>> Start

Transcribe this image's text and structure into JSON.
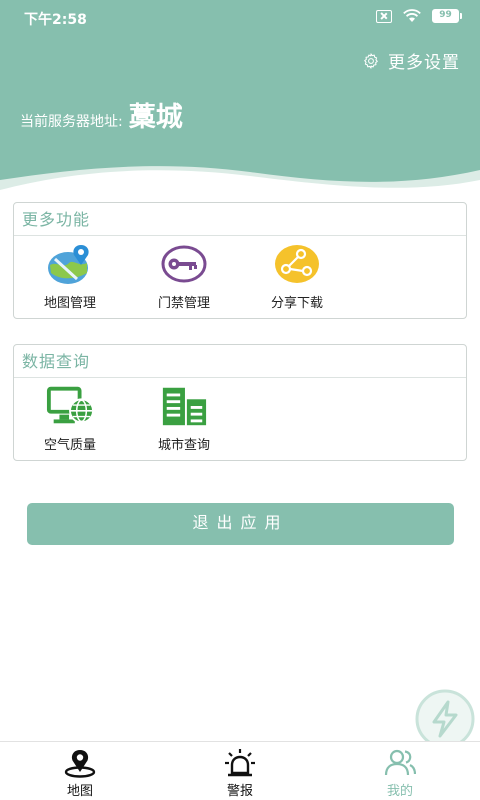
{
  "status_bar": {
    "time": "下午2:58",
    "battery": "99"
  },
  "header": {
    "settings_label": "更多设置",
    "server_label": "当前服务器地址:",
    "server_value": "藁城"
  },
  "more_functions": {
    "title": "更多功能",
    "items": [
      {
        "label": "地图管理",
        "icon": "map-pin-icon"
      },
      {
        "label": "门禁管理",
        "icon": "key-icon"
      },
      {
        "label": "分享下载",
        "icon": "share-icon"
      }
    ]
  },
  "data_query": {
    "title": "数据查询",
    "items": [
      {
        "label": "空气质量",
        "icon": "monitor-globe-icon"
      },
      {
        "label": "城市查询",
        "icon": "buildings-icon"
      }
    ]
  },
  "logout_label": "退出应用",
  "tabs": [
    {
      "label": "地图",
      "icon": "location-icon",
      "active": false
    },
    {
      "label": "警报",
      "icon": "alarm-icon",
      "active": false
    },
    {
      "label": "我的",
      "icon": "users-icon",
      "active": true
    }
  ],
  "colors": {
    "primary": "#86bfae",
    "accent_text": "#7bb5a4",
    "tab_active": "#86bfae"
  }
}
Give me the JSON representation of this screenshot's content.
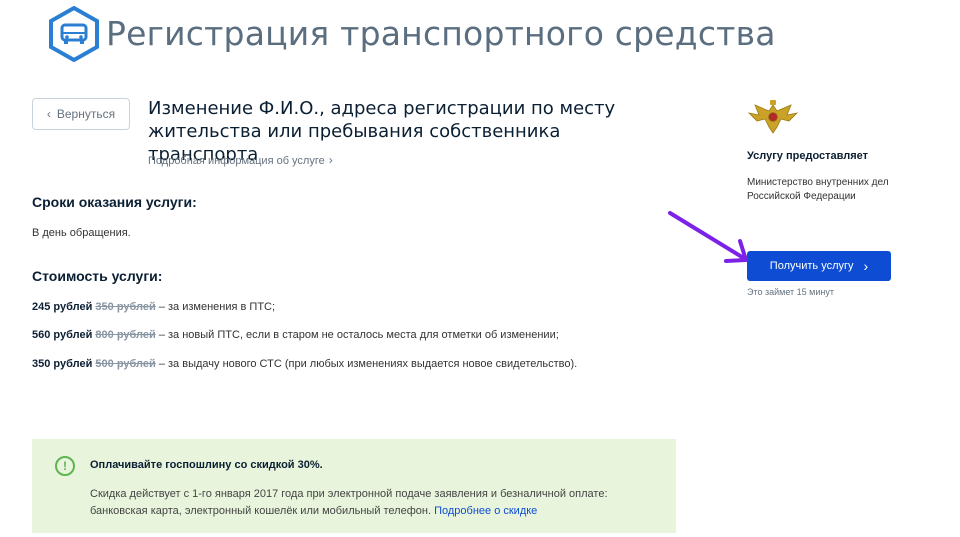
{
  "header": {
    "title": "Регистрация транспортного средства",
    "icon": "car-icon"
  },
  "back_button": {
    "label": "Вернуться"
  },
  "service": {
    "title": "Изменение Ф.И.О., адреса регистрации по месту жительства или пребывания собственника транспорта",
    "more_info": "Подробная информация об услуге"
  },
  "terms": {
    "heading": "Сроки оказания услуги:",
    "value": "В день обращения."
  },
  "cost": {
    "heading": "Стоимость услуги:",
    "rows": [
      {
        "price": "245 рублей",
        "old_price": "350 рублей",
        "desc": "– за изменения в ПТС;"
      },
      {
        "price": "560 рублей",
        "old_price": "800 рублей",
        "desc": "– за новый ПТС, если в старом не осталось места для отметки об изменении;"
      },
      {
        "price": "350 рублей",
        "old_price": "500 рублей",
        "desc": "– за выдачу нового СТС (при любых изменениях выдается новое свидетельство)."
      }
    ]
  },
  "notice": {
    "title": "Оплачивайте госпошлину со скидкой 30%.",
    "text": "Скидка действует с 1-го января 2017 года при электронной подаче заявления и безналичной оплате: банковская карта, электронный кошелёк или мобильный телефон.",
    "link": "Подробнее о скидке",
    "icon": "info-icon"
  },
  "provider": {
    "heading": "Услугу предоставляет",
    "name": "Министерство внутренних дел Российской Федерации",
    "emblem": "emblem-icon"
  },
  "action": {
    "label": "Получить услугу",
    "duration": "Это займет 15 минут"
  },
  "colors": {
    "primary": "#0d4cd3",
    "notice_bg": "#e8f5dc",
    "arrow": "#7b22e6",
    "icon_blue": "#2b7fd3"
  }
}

>> End
>> Start

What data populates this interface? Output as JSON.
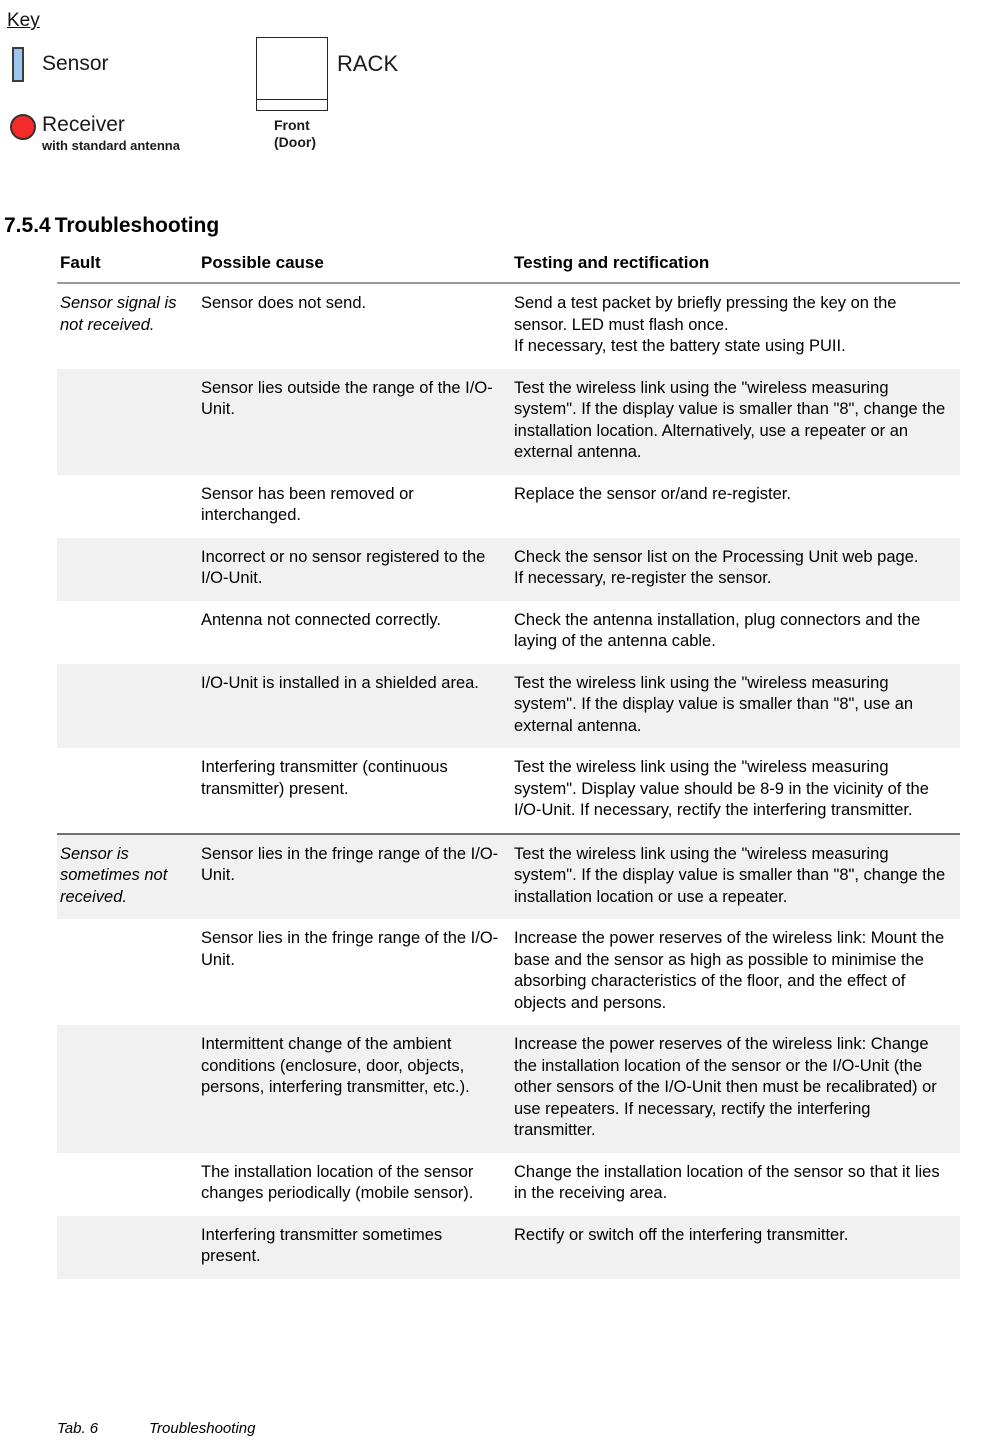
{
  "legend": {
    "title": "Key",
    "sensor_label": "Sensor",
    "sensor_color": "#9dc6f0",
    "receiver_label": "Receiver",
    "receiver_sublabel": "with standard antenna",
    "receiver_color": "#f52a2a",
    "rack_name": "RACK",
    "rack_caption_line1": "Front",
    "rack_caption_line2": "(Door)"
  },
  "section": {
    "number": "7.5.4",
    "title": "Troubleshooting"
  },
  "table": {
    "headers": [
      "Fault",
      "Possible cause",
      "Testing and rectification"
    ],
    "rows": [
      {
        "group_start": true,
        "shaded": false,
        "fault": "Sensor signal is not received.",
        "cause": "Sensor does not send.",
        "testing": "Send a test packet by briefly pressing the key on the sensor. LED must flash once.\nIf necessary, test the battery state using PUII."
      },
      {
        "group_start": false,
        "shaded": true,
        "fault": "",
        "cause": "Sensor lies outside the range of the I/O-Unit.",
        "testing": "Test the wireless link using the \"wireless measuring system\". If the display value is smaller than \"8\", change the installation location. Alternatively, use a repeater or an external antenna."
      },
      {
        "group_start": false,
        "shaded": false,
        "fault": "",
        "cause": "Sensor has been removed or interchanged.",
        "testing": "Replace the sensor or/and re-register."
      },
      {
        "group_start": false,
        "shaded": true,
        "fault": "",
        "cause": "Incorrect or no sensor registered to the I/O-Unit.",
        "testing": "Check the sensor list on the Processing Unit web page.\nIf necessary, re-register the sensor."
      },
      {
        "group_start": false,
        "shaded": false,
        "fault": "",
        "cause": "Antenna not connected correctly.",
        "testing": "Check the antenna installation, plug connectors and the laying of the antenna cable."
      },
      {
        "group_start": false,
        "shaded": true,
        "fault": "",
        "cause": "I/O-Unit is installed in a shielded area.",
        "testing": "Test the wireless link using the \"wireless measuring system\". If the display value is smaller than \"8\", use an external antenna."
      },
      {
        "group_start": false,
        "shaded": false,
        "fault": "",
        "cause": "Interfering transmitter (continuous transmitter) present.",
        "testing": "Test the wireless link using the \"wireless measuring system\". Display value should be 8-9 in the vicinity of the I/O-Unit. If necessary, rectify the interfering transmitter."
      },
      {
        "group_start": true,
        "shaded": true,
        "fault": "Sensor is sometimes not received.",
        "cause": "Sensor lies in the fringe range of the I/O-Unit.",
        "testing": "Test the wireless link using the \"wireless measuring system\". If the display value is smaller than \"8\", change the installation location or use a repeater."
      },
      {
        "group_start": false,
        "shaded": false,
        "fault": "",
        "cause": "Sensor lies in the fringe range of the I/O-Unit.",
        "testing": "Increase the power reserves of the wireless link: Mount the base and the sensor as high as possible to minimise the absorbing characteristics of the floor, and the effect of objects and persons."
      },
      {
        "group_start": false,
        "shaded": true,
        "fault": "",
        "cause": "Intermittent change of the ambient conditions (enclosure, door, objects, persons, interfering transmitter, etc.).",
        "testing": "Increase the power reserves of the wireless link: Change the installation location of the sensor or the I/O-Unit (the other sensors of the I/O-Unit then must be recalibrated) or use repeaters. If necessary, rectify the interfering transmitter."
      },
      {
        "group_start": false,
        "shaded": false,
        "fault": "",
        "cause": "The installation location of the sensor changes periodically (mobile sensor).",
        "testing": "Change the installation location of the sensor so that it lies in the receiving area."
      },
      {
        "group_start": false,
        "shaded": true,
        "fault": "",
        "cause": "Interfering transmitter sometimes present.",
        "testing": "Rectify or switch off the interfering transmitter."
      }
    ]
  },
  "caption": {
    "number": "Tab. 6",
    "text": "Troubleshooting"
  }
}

>> End

_WHAT NEEDS TO BE DONE_
Show all lines from the data above in which the word "JSON" appears.

_SOLUTION TO THE PROBLEM_
Transcribe this image's text and structure into JSON.
Give me the JSON representation of this screenshot's content.
What data populates this interface? Output as JSON.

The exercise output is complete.